_Task instructions_. Leave out the pictures and copy the remaining records exactly.
======== Material
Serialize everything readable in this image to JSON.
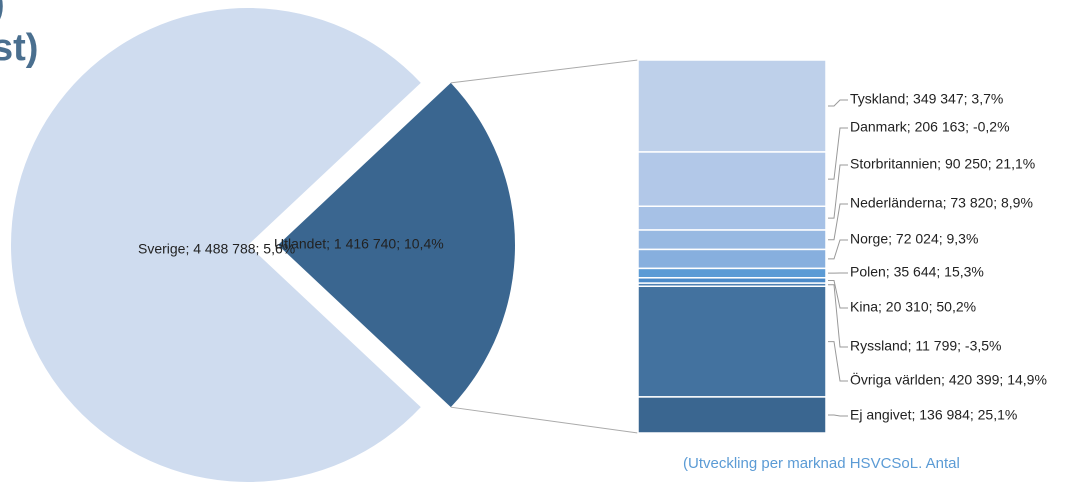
{
  "chart_data": {
    "type": "pie",
    "title_fragments": [
      ")",
      "st)"
    ],
    "slices": {
      "categories": [
        "Sverige",
        "Utlandet"
      ],
      "values": [
        4488788,
        1416740
      ],
      "value_labels": [
        "Sverige; 4 488 788; 5,6%",
        "Utlandet; 1 416 740; 10,4%"
      ],
      "colors": [
        "#cfdcef",
        "#3a6690"
      ]
    },
    "breakdown": {
      "type": "bar",
      "categories": [
        "Tyskland",
        "Danmark",
        "Storbritannien",
        "Nederländerna",
        "Norge",
        "Polen",
        "Kina",
        "Ryssland",
        "Övriga världen",
        "Ej angivet"
      ],
      "values": [
        349347,
        206163,
        90250,
        73820,
        72024,
        35644,
        20310,
        11799,
        420399,
        136984
      ],
      "value_labels": [
        "Tyskland; 349 347; 3,7%",
        "Danmark; 206 163; -0,2%",
        "Storbritannien; 90 250; 21,1%",
        "Nederländerna; 73 820; 8,9%",
        "Norge; 72 024; 9,3%",
        "Polen; 35 644; 15,3%",
        "Kina; 20 310; 50,2%",
        "Ryssland; 11 799; -3,5%",
        "Övriga världen; 420 399; 14,9%",
        "Ej angivet; 136 984; 25,1%"
      ],
      "colors": [
        "#bed0ea",
        "#b2c8e8",
        "#a6c1e6",
        "#98b9e2",
        "#87afde",
        "#5b9bd5",
        "#4b8ac8",
        "#4e80b3",
        "#43729f",
        "#3a6690"
      ]
    },
    "note": "(Utveckling per marknad HSVCSoL. Antal"
  }
}
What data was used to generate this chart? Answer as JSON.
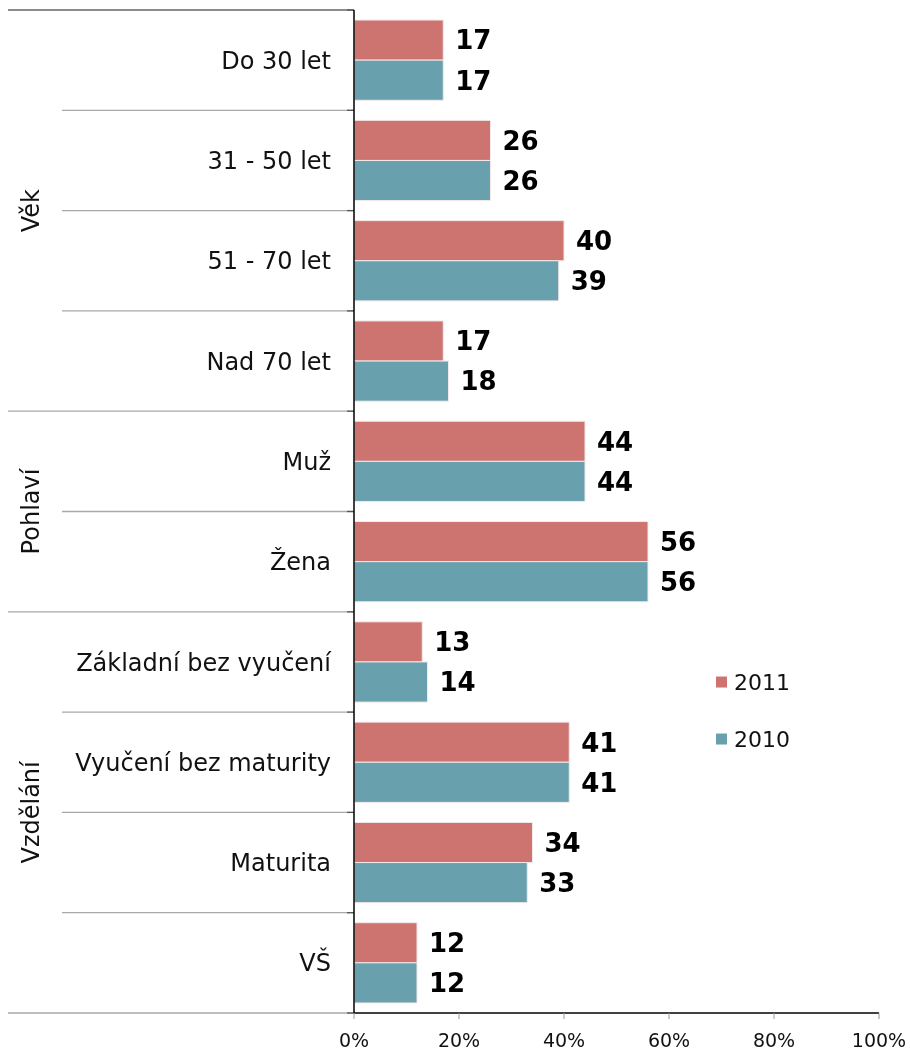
{
  "chart_data": {
    "type": "bar",
    "orientation": "horizontal",
    "categories": [
      "Do 30 let",
      "31 - 50 let",
      "51 - 70 let",
      "Nad 70 let",
      "Muž",
      "Žena",
      "Základní bez vyučení",
      "Vyučení bez maturity",
      "Maturita",
      "VŠ"
    ],
    "series": [
      {
        "name": "2011",
        "color": "#cd7370",
        "values": [
          17,
          26,
          40,
          17,
          44,
          56,
          13,
          41,
          34,
          12
        ]
      },
      {
        "name": "2010",
        "color": "#68a0ae",
        "values": [
          17,
          26,
          39,
          18,
          44,
          56,
          14,
          41,
          33,
          12
        ]
      }
    ],
    "xlim": [
      0,
      100
    ],
    "xticks": [
      {
        "value": 0,
        "label": "0%"
      },
      {
        "value": 20,
        "label": "20%"
      },
      {
        "value": 40,
        "label": "40%"
      },
      {
        "value": 60,
        "label": "60%"
      },
      {
        "value": 80,
        "label": "80%"
      },
      {
        "value": 100,
        "label": "100%"
      }
    ],
    "data_labels": true,
    "legend": "right",
    "annotations": [
      "Věk",
      "Pohlaví",
      "Vzdělání"
    ]
  }
}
================
_Exercise response_.
Serialize everything readable in this image to JSON.
{
  "chart_data": {
    "type": "pie",
    "title_fragments": [
      ")",
      "st)"
    ],
    "slices": {
      "categories": [
        "Sverige",
        "Utlandet"
      ],
      "values": [
        4488788,
        1416740
      ],
      "value_labels": [
        "Sverige; 4 488 788; 5,6%",
        "Utlandet; 1 416 740; 10,4%"
      ],
      "colors": [
        "#cfdcef",
        "#3a6690"
      ]
    },
    "breakdown": {
      "type": "bar",
      "categories": [
        "Tyskland",
        "Danmark",
        "Storbritannien",
        "Nederländerna",
        "Norge",
        "Polen",
        "Kina",
        "Ryssland",
        "Övriga världen",
        "Ej angivet"
      ],
      "values": [
        349347,
        206163,
        90250,
        73820,
        72024,
        35644,
        20310,
        11799,
        420399,
        136984
      ],
      "value_labels": [
        "Tyskland; 349 347; 3,7%",
        "Danmark; 206 163; -0,2%",
        "Storbritannien; 90 250; 21,1%",
        "Nederländerna; 73 820; 8,9%",
        "Norge; 72 024; 9,3%",
        "Polen; 35 644; 15,3%",
        "Kina; 20 310; 50,2%",
        "Ryssland; 11 799; -3,5%",
        "Övriga världen; 420 399; 14,9%",
        "Ej angivet; 136 984; 25,1%"
      ],
      "colors": [
        "#bed0ea",
        "#b2c8e8",
        "#a6c1e6",
        "#98b9e2",
        "#87afde",
        "#5b9bd5",
        "#4b8ac8",
        "#4e80b3",
        "#43729f",
        "#3a6690"
      ]
    },
    "note": "(Utveckling per marknad HSVCSoL. Antal"
  }
}
What data was used to generate this chart? Answer as JSON.
{
  "chart_data": {
    "type": "bar",
    "orientation": "horizontal",
    "categories": [
      "Do 30 let",
      "31 - 50 let",
      "51 - 70 let",
      "Nad 70 let",
      "Muž",
      "Žena",
      "Základní bez vyučení",
      "Vyučení bez maturity",
      "Maturita",
      "VŠ"
    ],
    "series": [
      {
        "name": "2011",
        "color": "#cd7370",
        "values": [
          17,
          26,
          40,
          17,
          44,
          56,
          13,
          41,
          34,
          12
        ]
      },
      {
        "name": "2010",
        "color": "#68a0ae",
        "values": [
          17,
          26,
          39,
          18,
          44,
          56,
          14,
          41,
          33,
          12
        ]
      }
    ],
    "xlim": [
      0,
      100
    ],
    "xticks": [
      {
        "value": 0,
        "label": "0%"
      },
      {
        "value": 20,
        "label": "20%"
      },
      {
        "value": 40,
        "label": "40%"
      },
      {
        "value": 60,
        "label": "60%"
      },
      {
        "value": 80,
        "label": "80%"
      },
      {
        "value": 100,
        "label": "100%"
      }
    ],
    "data_labels": true,
    "legend": "right",
    "annotations": [
      "Věk",
      "Pohlaví",
      "Vzdělání"
    ]
  }
}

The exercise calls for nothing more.